## WORK TO BE COMPLETED
Leave out the pictures and transcribe everything else exactly.

## AVAILABLE RECORDS

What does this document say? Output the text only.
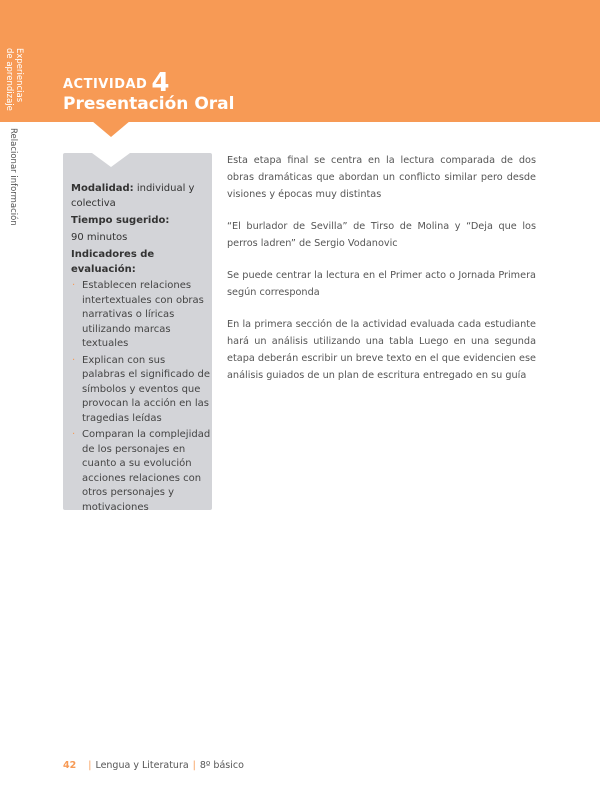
Experiencias
de aprendizaje
Relacionar información
ACTIVIDAD 4
Presentación Oral

Modalidad: individual y colectiva

Tiempo sugerido:

90 minutos

Indicadores de evaluación:

· Establecen relaciones intertextuales con obras narrativas o líricas utilizando marcas textuales
· Explican con sus palabras el significado de símbolos y eventos que provocan la acción en las tragedias leídas
· Comparan la complejidad de los personajes en cuanto a su evolución acciones relaciones con otros personajes y motivaciones

Esta etapa final se centra en la lectura comparada de dos obras dramáticas que abordan un conflicto similar pero desde visiones y épocas muy distintas

“El burlador de Sevilla” de Tirso de Molina y “Deja que los perros ladren” de Sergio Vodanovic

Se puede centrar la lectura en el Primer acto o Jornada Primera según corresponda

En la primera sección de la actividad evaluada cada estudiante hará un análisis utilizando una tabla Luego en una segunda etapa deberán escribir un breve texto en el que evidencien ese análisis guiados de un plan de escritura entregado en su guía

42 | Lengua y Literatura | 8º básico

## FINAL RESULT
What does this document say? Output the text only.
Experiencias
de aprendizaje
Relacionar información
ACTIVIDAD 4
Presentación Oral

Modalidad: individual y colectiva

Tiempo sugerido:

90 minutos

Indicadores de evaluación:

· Establecen relaciones intertextuales con obras narrativas o líricas utilizando marcas textuales
· Explican con sus palabras el significado de símbolos y eventos que provocan la acción en las tragedias leídas
· Comparan la complejidad de los personajes en cuanto a su evolución acciones relaciones con otros personajes y motivaciones

Esta etapa final se centra en la lectura comparada de dos obras dramáticas que abordan un conflicto similar pero desde visiones y épocas muy distintas

“El burlador de Sevilla” de Tirso de Molina y “Deja que los perros ladren” de Sergio Vodanovic

Se puede centrar la lectura en el Primer acto o Jornada Primera según corresponda

En la primera sección de la actividad evaluada cada estudiante hará un análisis utilizando una tabla Luego en una segunda etapa deberán escribir un breve texto en el que evidencien ese análisis guiados de un plan de escritura entregado en su guía

42 | Lengua y Literatura | 8º básico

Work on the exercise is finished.